Ich würde schätzen ein guter 3d Monitor kostet um die 300-500 Euro + du brauchst das Brillenset wenns nicht dabei ist (kostet um die 100€ glaube ich). Ne potente Grafikkarte zb ne GTX 580 kostet ca. 400€. Wenn du das Geld hast probiers aus, und am besten schreibst du dann direkt nen Erfahrungsbericht


----------



## Gaggle27 (23. März 2011)

Geht auch die gtx 570 Phantom??


----------



## Painkiller (23. März 2011)

Klar. Wieso sollte die denn nicht gehen?


----------



## Gaggle27 (23. März 2011)

Kp ich kenn mich damit noch so gut aus. Welchen Monitor soll ich nehmen?? Gibt es sonst noch was zu beachten außer das 3D vision Pack??


----------



## Painkiller (23. März 2011)
•••
• **Auszuführende Aufgaben**
1. Schreibe die Einträge von ihrer ersten Zeile bis einschließlich der Zeile mit „y-tick-label: 0.0 [26, 93, 44, 108]“ als Markdown-Tabelle mit den Spalten „Nr.“ und „Inhalt“ um. Leerzeilen entfallen dabei.
2. Führe den Forumsthread über 3D-Monitore und Grafikkarten von seinem Ende aus weiter.
Der Forumsthread und die Einträge stammen aus unterschiedlichen Quellen.

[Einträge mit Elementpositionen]
•••
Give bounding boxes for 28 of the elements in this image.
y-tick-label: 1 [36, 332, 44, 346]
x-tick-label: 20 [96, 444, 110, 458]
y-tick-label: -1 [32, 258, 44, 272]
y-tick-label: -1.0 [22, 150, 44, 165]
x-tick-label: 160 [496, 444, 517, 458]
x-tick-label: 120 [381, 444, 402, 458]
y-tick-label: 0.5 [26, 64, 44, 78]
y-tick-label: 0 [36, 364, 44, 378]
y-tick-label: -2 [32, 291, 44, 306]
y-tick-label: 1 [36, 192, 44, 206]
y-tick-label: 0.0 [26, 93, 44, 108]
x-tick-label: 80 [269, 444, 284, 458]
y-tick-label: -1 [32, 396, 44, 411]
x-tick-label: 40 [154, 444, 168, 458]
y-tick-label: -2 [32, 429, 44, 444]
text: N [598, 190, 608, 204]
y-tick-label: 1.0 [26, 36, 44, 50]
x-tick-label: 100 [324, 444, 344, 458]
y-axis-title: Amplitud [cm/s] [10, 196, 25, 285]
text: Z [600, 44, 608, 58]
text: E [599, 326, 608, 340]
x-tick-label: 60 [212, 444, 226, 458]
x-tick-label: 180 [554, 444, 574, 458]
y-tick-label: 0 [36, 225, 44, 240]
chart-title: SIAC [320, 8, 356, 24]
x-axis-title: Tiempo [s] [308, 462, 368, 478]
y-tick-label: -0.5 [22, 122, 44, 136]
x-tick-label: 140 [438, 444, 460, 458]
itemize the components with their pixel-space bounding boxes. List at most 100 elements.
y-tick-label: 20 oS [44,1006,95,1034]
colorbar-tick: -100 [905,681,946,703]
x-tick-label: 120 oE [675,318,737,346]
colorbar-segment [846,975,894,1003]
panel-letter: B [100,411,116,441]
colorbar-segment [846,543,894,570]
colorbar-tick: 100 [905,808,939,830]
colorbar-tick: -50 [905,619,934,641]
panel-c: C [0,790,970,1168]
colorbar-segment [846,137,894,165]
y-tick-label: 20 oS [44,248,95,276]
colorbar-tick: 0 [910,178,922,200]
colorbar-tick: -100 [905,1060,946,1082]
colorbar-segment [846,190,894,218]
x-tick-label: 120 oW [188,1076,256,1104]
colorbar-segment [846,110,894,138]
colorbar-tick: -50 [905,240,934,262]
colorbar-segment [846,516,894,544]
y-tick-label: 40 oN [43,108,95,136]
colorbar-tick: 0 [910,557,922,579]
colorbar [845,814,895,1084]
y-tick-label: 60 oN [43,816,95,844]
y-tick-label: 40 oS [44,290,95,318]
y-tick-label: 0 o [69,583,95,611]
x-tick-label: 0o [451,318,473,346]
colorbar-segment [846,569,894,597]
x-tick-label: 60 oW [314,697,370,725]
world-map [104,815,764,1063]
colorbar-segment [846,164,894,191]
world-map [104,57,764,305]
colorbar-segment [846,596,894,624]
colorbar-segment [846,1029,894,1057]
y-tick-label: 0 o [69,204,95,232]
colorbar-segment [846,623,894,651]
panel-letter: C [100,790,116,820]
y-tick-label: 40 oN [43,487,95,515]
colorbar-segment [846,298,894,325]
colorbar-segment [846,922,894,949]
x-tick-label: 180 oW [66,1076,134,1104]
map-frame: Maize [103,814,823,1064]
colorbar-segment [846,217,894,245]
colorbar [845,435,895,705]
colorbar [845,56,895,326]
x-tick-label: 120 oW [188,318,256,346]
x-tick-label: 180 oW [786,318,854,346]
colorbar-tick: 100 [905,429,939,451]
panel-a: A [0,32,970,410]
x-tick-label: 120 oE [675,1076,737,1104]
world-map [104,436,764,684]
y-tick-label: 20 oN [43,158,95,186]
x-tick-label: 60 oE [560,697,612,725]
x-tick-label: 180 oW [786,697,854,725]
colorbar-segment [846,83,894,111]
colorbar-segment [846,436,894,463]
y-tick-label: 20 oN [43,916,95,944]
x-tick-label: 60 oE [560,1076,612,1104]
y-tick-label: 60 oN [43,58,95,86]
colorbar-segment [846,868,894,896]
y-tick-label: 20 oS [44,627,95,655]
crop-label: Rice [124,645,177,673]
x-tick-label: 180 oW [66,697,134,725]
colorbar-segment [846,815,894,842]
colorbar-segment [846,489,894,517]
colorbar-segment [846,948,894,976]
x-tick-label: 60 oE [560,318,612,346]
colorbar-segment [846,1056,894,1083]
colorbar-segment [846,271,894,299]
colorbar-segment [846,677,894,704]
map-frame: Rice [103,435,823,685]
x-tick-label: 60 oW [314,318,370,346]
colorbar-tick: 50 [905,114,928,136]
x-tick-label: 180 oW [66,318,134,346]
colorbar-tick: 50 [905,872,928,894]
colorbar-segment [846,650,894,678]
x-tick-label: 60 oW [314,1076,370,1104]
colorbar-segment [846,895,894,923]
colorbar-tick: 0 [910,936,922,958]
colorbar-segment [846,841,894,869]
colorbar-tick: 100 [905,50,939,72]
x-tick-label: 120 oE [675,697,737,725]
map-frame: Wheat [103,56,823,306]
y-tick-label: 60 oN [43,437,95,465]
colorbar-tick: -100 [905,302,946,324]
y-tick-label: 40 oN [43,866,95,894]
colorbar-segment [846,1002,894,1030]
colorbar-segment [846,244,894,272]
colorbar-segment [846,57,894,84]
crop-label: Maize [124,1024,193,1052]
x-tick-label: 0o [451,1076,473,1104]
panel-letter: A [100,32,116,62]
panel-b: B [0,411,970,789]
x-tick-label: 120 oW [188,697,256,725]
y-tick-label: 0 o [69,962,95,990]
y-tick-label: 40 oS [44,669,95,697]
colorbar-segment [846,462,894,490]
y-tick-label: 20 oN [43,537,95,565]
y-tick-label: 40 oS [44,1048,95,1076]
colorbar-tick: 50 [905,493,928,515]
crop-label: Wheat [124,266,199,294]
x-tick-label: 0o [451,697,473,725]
•••
• **Erwartete Antworten**
1.
| Nr. | Inhalt |
|---|---|
| 1 | Give bounding boxes for 28 of the elements in this image. |
| 2 | y-tick-label: 1 [36, 332, 44, 346] |
| 3 | x-tick-label: 20 [96, 444, 110, 458] |
| 4 | y-tick-label: -1 [32, 258, 44, 272] |
| 5 | y-tick-label: -1.0 [22, 150, 44, 165] |
| 6 | x-tick-label: 160 [496, 444, 517, 458] |
| 7 | x-tick-label: 120 [381, 444, 402, 458] |
| 8 | y-tick-label: 0.5 [26, 64, 44, 78] |
| 9 | y-tick-label: 0 [36, 364, 44, 378] |
| 10 | y-tick-label: -2 [32, 291, 44, 306] |
| 11 | y-tick-label: 1 [36, 192, 44, 206] |
| 12 | y-tick-label: 0.0 [26, 93, 44, 108] |

2.
Gaggle27 schrieb:


> Kp ich kenn mich damit noch so gut aus. Welchen Monitor soll ich nehmen?? Gibt es sonst noch was zu beachten außer das 3D vision Pack??


 
Nein, eigentlich nicht.

Ich würde den hier nehmen: BenQ XL2410T


----------



## Gosu (30. März 2011)

Die 570 Phantom geht natürlich auch. Ich glaube 3D Gaming ist seit der 8800GT möglich. Ich habe mich jetzt mehr auf die Leistung der Karte bezogen, denn ein Spiel was bei dir z.b. mit 100FPS läuft wird mit aktiviertem 3D dann nur noch ca. 50FPS haben, da die Karte 2 Bilder berechnen muss.

Hier mal ein Link zu Nvidia.de wo du dir die Vorraussetzungen anschauen kannst.


----------



## s|n|s (30. März 2011)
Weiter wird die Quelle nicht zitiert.